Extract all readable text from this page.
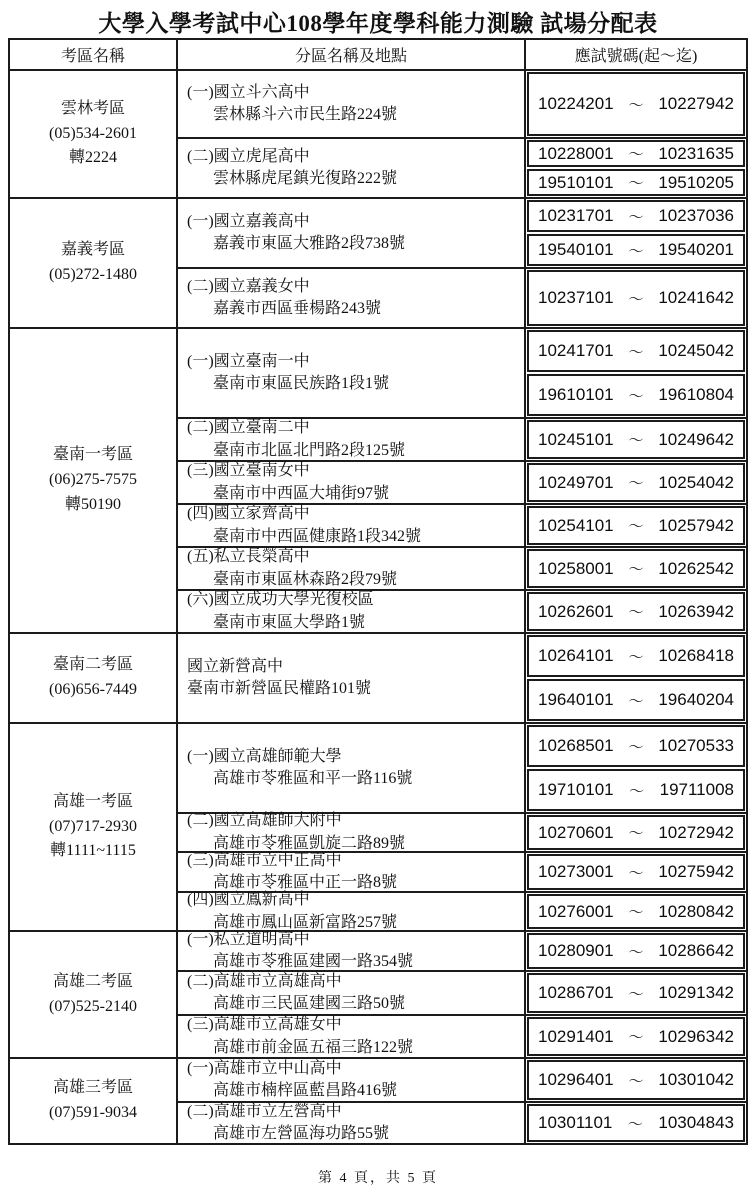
大學入學考試中心108學年度學科能力測驗 試場分配表
考區名稱	分區名稱及地點	應試號碼(起～迄)
雲林考區
(05)534-2601
轉2224
(一)國立斗六高中
雲林縣斗六市民生路224號
10224201 ～ 10227942
(二)國立虎尾高中
雲林縣虎尾鎮光復路222號
10228001 ～ 10231635
19510101 ～ 19510205
嘉義考區
(05)272-1480
(一)國立嘉義高中
嘉義市東區大雅路2段738號
10231701 ～ 10237036
19540101 ～ 19540201
(二)國立嘉義女中
嘉義市西區垂楊路243號
10237101 ～ 10241642
臺南一考區
(06)275-7575
轉50190
(一)國立臺南一中
臺南市東區民族路1段1號
10241701 ～ 10245042
19610101 ～ 19610804
(二)國立臺南二中
臺南市北區北門路2段125號
10245101 ～ 10249642
(三)國立臺南女中
臺南市中西區大埔街97號
10249701 ～ 10254042
(四)國立家齊高中
臺南市中西區健康路1段342號
10254101 ～ 10257942
(五)私立長榮高中
臺南市東區林森路2段79號
10258001 ～ 10262542
(六)國立成功大學光復校區
臺南市東區大學路1號
10262601 ～ 10263942
臺南二考區
(06)656-7449
國立新營高中
臺南市新營區民權路101號
10264101 ～ 10268418
19640101 ～ 19640204
高雄一考區
(07)717-2930
轉1111~1115
(一)國立高雄師範大學
高雄市苓雅區和平一路116號
10268501 ～ 10270533
19710101 ～ 19711008
(二)國立高雄師大附中
高雄市苓雅區凱旋二路89號
10270601 ～ 10272942
(三)高雄市立中正高中
高雄市苓雅區中正一路8號
10273001 ～ 10275942
(四)國立鳳新高中
高雄市鳳山區新富路257號
10276001 ～ 10280842
高雄二考區
(07)525-2140
(一)私立道明高中
高雄市苓雅區建國一路354號
10280901 ～ 10286642
(二)高雄市立高雄高中
高雄市三民區建國三路50號
10286701 ～ 10291342
(三)高雄市立高雄女中
高雄市前金區五福三路122號
10291401 ～ 10296342
高雄三考區
(07)591-9034
(一)高雄市立中山高中
高雄市楠梓區藍昌路416號
10296401 ～ 10301042
(二)高雄市立左營高中
高雄市左營區海功路55號
10301101 ～ 10304843
第 4 頁，共 5 頁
____________
What the task asks:
Transcribe every line from the records above without alteration, and leave out the images.

Solution for this task:
Extract all readable text from this page.
大學入學考試中心108學年度學科能力測驗 試場分配表
考區名稱	分區名稱及地點	應試號碼(起～迄)
雲林考區
(05)534-2601
轉2224
(一)國立斗六高中
雲林縣斗六市民生路224號
10224201 ～ 10227942
(二)國立虎尾高中
雲林縣虎尾鎮光復路222號
10228001 ～ 10231635
19510101 ～ 19510205
嘉義考區
(05)272-1480
(一)國立嘉義高中
嘉義市東區大雅路2段738號
10231701 ～ 10237036
19540101 ～ 19540201
(二)國立嘉義女中
嘉義市西區垂楊路243號
10237101 ～ 10241642
臺南一考區
(06)275-7575
轉50190
(一)國立臺南一中
臺南市東區民族路1段1號
10241701 ～ 10245042
19610101 ～ 19610804
(二)國立臺南二中
臺南市北區北門路2段125號
10245101 ～ 10249642
(三)國立臺南女中
臺南市中西區大埔街97號
10249701 ～ 10254042
(四)國立家齊高中
臺南市中西區健康路1段342號
10254101 ～ 10257942
(五)私立長榮高中
臺南市東區林森路2段79號
10258001 ～ 10262542
(六)國立成功大學光復校區
臺南市東區大學路1號
10262601 ～ 10263942
臺南二考區
(06)656-7449
國立新營高中
臺南市新營區民權路101號
10264101 ～ 10268418
19640101 ～ 19640204
高雄一考區
(07)717-2930
轉1111~1115
(一)國立高雄師範大學
高雄市苓雅區和平一路116號
10268501 ～ 10270533
19710101 ～ 19711008
(二)國立高雄師大附中
高雄市苓雅區凱旋二路89號
10270601 ～ 10272942
(三)高雄市立中正高中
高雄市苓雅區中正一路8號
10273001 ～ 10275942
(四)國立鳳新高中
高雄市鳳山區新富路257號
10276001 ～ 10280842
高雄二考區
(07)525-2140
(一)私立道明高中
高雄市苓雅區建國一路354號
10280901 ～ 10286642
(二)高雄市立高雄高中
高雄市三民區建國三路50號
10286701 ～ 10291342
(三)高雄市立高雄女中
高雄市前金區五福三路122號
10291401 ～ 10296342
高雄三考區
(07)591-9034
(一)高雄市立中山高中
高雄市楠梓區藍昌路416號
10296401 ～ 10301042
(二)高雄市立左營高中
高雄市左營區海功路55號
10301101 ～ 10304843
第 4 頁，共 5 頁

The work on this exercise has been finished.